> **Your task**
Locate the string "Teen" in the listing below. Copy every line where it is found.

> **Collected data entries**
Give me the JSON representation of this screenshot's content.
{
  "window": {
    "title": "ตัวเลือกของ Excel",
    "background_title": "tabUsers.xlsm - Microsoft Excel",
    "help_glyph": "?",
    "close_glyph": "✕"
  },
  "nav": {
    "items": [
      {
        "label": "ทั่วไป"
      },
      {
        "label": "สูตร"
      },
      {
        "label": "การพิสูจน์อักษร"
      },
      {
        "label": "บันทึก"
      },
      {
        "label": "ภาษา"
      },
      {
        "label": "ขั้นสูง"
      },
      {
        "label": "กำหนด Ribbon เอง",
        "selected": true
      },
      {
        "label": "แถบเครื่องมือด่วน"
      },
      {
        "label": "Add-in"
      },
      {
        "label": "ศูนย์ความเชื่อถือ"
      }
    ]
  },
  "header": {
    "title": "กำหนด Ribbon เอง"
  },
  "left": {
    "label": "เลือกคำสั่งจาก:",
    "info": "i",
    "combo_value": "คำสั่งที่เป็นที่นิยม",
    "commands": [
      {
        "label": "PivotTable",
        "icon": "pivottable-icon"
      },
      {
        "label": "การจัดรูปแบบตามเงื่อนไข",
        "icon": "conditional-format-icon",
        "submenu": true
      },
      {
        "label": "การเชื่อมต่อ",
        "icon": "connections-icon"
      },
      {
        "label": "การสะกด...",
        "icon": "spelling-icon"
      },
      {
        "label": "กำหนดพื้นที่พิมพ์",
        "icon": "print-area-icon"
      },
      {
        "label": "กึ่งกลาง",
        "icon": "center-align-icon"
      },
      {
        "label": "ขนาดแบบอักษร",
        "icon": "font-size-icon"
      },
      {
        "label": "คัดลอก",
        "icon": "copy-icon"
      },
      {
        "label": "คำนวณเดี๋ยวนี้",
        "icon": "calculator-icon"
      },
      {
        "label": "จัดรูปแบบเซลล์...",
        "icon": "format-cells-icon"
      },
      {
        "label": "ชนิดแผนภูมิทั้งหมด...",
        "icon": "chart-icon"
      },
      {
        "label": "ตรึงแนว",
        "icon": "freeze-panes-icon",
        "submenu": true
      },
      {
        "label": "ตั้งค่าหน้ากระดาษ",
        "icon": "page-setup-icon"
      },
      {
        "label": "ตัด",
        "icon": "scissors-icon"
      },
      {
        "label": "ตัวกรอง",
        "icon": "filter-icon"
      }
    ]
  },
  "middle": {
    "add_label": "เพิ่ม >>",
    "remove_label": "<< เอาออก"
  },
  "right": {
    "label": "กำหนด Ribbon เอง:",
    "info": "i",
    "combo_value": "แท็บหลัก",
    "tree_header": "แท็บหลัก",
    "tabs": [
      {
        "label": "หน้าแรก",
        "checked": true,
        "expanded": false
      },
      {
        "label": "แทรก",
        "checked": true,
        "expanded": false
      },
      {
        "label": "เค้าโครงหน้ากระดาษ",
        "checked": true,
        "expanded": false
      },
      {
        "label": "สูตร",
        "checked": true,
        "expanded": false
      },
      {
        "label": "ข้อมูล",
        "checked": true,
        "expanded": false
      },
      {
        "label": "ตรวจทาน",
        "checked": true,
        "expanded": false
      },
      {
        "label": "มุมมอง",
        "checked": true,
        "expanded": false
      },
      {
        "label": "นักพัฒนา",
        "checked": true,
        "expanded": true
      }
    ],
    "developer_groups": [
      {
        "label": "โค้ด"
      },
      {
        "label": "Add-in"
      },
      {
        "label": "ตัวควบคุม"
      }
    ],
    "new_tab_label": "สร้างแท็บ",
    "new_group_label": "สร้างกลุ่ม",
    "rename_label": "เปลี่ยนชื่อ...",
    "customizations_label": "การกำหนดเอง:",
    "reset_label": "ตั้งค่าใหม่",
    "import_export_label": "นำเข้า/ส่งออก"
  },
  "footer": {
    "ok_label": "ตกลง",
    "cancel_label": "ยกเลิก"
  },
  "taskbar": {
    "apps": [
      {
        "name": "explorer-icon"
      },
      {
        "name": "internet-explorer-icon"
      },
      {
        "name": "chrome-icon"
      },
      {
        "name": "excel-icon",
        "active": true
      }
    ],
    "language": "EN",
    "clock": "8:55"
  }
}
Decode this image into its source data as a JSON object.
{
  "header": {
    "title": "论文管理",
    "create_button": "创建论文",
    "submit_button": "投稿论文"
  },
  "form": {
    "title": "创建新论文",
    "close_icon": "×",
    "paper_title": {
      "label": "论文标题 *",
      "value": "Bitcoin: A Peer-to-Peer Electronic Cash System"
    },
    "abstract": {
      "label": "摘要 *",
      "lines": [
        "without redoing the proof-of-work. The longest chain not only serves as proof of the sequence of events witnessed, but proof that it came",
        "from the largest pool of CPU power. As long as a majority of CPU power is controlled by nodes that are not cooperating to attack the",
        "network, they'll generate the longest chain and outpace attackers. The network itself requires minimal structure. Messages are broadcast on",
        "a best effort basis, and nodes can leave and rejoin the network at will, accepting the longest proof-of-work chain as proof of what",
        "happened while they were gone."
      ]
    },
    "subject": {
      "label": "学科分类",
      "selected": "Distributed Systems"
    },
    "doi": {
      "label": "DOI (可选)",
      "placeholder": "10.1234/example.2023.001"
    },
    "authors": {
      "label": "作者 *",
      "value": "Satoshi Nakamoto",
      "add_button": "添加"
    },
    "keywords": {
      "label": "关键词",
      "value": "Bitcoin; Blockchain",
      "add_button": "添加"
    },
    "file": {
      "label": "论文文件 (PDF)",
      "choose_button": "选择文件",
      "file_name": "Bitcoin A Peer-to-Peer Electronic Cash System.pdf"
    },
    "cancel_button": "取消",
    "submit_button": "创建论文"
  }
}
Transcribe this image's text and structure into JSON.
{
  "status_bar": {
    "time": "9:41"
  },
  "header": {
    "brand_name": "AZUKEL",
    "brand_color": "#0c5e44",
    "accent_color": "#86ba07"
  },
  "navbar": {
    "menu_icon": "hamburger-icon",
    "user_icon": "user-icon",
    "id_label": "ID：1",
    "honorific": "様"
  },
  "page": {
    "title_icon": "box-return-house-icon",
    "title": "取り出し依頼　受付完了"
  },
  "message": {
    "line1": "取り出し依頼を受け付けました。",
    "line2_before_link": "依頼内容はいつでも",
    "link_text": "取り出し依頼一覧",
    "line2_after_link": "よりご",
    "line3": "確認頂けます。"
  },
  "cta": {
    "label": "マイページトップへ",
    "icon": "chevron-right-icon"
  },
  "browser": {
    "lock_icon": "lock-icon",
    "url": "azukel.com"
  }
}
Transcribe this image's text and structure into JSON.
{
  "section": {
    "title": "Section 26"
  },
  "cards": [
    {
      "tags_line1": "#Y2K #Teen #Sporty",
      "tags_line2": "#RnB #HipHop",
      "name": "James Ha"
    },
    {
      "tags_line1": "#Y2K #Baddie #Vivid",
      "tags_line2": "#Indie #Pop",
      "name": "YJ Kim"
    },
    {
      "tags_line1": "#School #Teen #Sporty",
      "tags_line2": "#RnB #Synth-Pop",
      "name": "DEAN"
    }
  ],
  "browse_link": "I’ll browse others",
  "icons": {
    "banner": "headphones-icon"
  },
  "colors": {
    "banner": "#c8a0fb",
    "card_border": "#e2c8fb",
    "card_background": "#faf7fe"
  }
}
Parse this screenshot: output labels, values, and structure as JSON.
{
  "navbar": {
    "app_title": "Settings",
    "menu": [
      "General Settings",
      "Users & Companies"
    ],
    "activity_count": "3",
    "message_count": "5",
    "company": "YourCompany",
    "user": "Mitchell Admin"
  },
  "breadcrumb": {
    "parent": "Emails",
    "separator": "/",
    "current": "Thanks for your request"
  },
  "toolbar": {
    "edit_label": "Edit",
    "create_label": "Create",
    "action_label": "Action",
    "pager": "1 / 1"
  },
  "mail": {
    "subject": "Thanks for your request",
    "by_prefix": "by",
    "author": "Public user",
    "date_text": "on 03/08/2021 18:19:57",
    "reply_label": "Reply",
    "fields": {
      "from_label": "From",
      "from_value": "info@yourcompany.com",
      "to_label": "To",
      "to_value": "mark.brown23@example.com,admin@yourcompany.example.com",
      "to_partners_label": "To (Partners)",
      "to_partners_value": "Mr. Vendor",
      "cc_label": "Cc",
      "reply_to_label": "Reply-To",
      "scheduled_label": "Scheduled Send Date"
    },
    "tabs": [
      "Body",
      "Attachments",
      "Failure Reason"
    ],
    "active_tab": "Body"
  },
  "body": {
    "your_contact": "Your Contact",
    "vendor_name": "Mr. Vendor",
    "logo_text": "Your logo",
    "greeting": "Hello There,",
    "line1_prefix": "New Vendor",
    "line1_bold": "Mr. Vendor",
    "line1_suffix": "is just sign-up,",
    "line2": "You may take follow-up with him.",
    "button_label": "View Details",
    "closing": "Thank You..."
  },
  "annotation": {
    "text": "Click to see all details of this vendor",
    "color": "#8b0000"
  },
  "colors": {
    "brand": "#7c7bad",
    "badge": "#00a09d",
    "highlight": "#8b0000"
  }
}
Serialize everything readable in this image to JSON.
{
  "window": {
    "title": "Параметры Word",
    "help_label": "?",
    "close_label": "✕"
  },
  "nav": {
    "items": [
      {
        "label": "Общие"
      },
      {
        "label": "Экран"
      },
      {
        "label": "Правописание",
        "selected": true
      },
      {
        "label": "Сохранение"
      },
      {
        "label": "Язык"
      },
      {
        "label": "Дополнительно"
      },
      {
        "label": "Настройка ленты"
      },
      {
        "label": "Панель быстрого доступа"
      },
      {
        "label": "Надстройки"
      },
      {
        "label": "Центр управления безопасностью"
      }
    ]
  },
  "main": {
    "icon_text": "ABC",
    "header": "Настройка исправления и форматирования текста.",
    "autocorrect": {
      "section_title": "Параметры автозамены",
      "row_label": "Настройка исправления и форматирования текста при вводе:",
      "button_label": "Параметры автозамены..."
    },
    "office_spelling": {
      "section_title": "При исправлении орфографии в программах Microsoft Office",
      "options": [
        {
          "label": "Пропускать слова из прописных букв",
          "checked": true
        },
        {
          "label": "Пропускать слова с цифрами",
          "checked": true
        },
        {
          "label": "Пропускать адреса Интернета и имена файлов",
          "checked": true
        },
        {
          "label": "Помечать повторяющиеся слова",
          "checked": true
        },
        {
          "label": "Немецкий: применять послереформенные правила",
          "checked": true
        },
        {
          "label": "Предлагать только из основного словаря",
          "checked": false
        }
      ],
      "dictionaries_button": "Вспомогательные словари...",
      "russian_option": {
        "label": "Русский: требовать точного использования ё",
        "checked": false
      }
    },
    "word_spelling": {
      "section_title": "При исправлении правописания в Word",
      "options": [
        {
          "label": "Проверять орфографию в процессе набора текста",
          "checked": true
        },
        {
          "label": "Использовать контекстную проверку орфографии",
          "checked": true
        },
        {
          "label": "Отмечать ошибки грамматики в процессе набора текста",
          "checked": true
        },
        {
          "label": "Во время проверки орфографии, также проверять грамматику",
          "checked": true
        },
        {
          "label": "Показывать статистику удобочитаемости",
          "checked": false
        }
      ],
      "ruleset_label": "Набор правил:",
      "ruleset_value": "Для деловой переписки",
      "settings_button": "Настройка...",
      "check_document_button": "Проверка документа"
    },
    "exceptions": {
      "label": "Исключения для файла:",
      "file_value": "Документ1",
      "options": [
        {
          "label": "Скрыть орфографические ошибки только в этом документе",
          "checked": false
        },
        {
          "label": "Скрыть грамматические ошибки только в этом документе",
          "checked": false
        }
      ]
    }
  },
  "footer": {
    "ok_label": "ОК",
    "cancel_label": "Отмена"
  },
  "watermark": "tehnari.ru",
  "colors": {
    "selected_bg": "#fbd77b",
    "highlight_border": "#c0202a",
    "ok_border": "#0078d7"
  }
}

> **Complete response**
      "tags_line1": "#Y2K #Teen #Sporty",
      "tags_line1": "#School #Teen #Sporty",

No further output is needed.